# Complete the following:
#1 From the forum thread about the vampire pleco, return the part that opens with the words containing "I have a nice" and closes with "was still BIG.", copied word for word.
#2 In the forum thread about the vampire pleco, what does TCR say vampire plecos should be fed?
#3 Continue the forum thread about the vampire pleco from the point where it stops.

____ Document text

# Vampire pleco - glass cleaning ????



## Holyarmor (Apr 29, 2010)

Does anybody know this particular pleco will clean glass, or just basically eat & hide ?????

Thank you.


----------



## donjuan_corn (May 6, 2010)

Bristle Nose Pleco keeps my tanks spotless. Don't feed them if there is green appearing because they might be overfed. vampire pleco isn't really meant for algae.


----------



## Holyarmor (Apr 29, 2010)

donjuan_corn said:


> Bristle Nose Pleco keeps my tanks spotless. Don't feed them if there is green appearing because they might be overfed.


Sorry, you are off the topic.
I also have BNP and they are the best for cleaning glass.
I am asking this particular type of pleco " Vampire".
Thanks for your input anyway !!!!!


----------



## TCR (Jul 13, 2010)

VAMPIRE plec is a carnivour.. your suppose to feed them meaty foods.. i would not recommend for algea


----------



## Holyarmor (Apr 29, 2010)

TCR said:


> VAMPIRE plec is a carnivour.. your suppose to feed them meaty foods.. i would not recommend for algea


Thanks for your input. You have answered my question.


----------



## donjuan_corn (May 6, 2010)

lol. you answered my post within seconds before i changed my post.


----------



## 2wheelsx2 (Apr 21, 2010)

Yes, they're not algae film feeders. None of the Leporacanthicus really eat much algae.


----------



## TCR (Jul 13, 2010)

Holyarmor said:


> Thanks for your input. You have answered my question.


glad to have helped


----------



## Holyarmor (Apr 29, 2010)

I have a nice 5" BNP in my monster tank, basically keeping the whole tank spotless.

Last night, my 10" Johana pike culprit got hold of this pleco and physically swallowed him. I could see the pike's belly bulked up pretty BIG.

This morning, the pike was not very aggressively competing for food and his belly was still BIG. 

He has also eaten smaller ones before. Otherwise, he is peaceful in the tank.

________
____ Given material

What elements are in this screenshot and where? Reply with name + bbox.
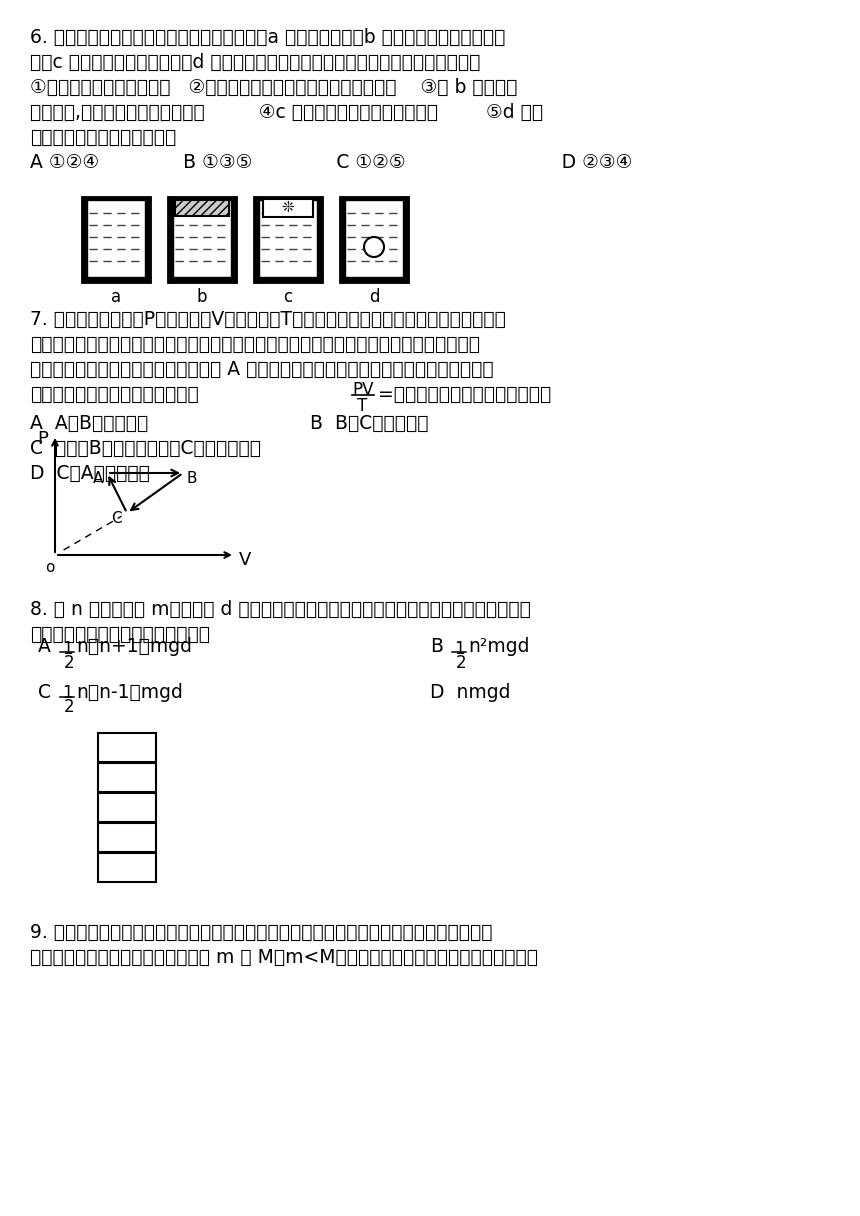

________

# Exercise answers:
#1
I have a nice 5" BNP in my monster tank, basically keeping the whole tank spotless.

Last night, my 10" Johana pike culprit got hold of this pleco and physically swallowed him. I could see the pike's belly bulked up pretty BIG.

This morning, the pike was not very aggressively competing for food and his belly was still BIG.

#2 Meaty foods.

#3
----------



## 2wheelsx2 (Apr 21, 2010)

If that's the case, get a bigger common or Gibbiceps. More armour and more aggressive, but decent algae eater.


----------



## Holyarmor (Apr 29, 2010)

2wheelsx2 said:


> If that's the case, get a bigger common or Gibbiceps. More armour and more aggressive, but decent algae eater.


You are 100% correct. I Had many large common plecos before, however, they all competed for food with the monsters, and ended up producing tons of waste.

I love large sailfin plecos if they dont eat a lot.

Thanks for your advice !!!!


----------



## charles (Apr 21, 2010)

Get a panaque. The taller body will not be able to get swallowed by your pike. And it does more cleaning than a common.


----------



## 2wheelsx2 (Apr 21, 2010)

Not to dispute Charles too much, but all the plecos become lousy algae eaters as they get bigger, and of course they all produce lots of waste. I personally wouldn't use any large pleco for cleaning for that reason. But then, your case really makes it difficult to get any of the efficient algae eaters/scavengers without getting them eaten.


----------



## user_error (Aug 15, 2010)

depends on the pleco i think, individual results may vary. one of my gibbiceps is pretty useless at eating algae...


----------



## TCR (Jul 13, 2010)

I gave up on big plecs.. i went with a scrubby brush.. then you know its done


----------



## donjuan_corn (May 6, 2010)

I heard that phoenix's are really good algae eaters and can go with monsters


----------



## Holyarmor (Apr 29, 2010)

user_error said:


> depends on the pleco i think, individual results may vary. one of my gibbiceps is pretty useless at eating algae...


Totally agree. Out of the many large common plecos I had before, the hard working ones were very hard to find.


----------



## 2wheelsx2 (Apr 21, 2010)

They just get lazy and smart and eat fish food when they get bigger....in my tanks my best algae eaters are the Baryancistrus and the Ancistrus and only the smallest ones. The bigger ones all eat fish food.


----------



## Holyarmor (Apr 29, 2010)

Wow, I am getting a lot of valuable sharings.
Thanks a million !!!!!
Flagtails are good ideas but they must be in fairly large sizes to do a decent job.


----------



## pisces (Apr 22, 2010)

Holyarmor said:


> Does anybody know this particular pleco will clean glass, or just basically eat & hide ?????
> 
> Thank you.


no, it does not clean the glass, and Vampire pleco little aggressive too! the best one is only small common pleco will do! while they bigger he become eatting fish food only, waste your food , i am agree 100% too! otherwise keep the big monster eatting your food everyday .. now i have 1 13" with my Fh , otherwise i will give up him!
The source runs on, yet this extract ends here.